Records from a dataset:

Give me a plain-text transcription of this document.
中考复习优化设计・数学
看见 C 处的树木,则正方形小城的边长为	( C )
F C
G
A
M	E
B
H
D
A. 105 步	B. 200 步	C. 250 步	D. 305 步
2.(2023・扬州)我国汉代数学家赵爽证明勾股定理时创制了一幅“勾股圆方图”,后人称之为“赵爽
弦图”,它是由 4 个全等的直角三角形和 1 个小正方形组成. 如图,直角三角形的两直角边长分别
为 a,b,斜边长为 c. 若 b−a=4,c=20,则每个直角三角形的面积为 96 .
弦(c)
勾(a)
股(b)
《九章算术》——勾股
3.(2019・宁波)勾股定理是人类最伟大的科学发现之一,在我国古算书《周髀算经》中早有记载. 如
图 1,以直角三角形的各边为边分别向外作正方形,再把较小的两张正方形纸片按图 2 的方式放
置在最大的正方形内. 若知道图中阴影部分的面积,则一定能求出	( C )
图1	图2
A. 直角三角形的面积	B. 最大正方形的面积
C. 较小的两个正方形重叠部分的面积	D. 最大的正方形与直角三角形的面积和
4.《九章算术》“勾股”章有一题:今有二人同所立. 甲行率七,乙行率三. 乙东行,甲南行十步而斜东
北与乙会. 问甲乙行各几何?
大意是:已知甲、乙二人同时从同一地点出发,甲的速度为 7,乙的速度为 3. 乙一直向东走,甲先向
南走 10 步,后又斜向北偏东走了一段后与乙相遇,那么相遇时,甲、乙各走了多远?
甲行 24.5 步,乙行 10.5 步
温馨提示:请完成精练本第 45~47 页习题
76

**EXERCISE GOAL:** Return the listing above word for word.

**COMPLETE RESPONSE:**
Give me a plain-text transcription of this document.
中考复习优化设计・数学
看见 C 处的树木,则正方形小城的边长为	( C )
F C
G
A
M	E
B
H
D
A. 105 步	B. 200 步	C. 250 步	D. 305 步
2.(2023・扬州)我国汉代数学家赵爽证明勾股定理时创制了一幅“勾股圆方图”,后人称之为“赵爽
弦图”,它是由 4 个全等的直角三角形和 1 个小正方形组成. 如图,直角三角形的两直角边长分别
为 a,b,斜边长为 c. 若 b−a=4,c=20,则每个直角三角形的面积为 96 .
弦(c)
勾(a)
股(b)
《九章算术》——勾股
3.(2019・宁波)勾股定理是人类最伟大的科学发现之一,在我国古算书《周髀算经》中早有记载. 如
图 1,以直角三角形的各边为边分别向外作正方形,再把较小的两张正方形纸片按图 2 的方式放
置在最大的正方形内. 若知道图中阴影部分的面积,则一定能求出	( C )
图1	图2
A. 直角三角形的面积	B. 最大正方形的面积
C. 较小的两个正方形重叠部分的面积	D. 最大的正方形与直角三角形的面积和
4.《九章算术》“勾股”章有一题:今有二人同所立. 甲行率七,乙行率三. 乙东行,甲南行十步而斜东
北与乙会. 问甲乙行各几何?
大意是:已知甲、乙二人同时从同一地点出发,甲的速度为 7,乙的速度为 3. 乙一直向东走,甲先向
南走 10 步,后又斜向北偏东走了一段后与乙相遇,那么相遇时,甲、乙各走了多远?
甲行 24.5 步,乙行 10.5 步
温馨提示:请完成精练本第 45~47 页习题
76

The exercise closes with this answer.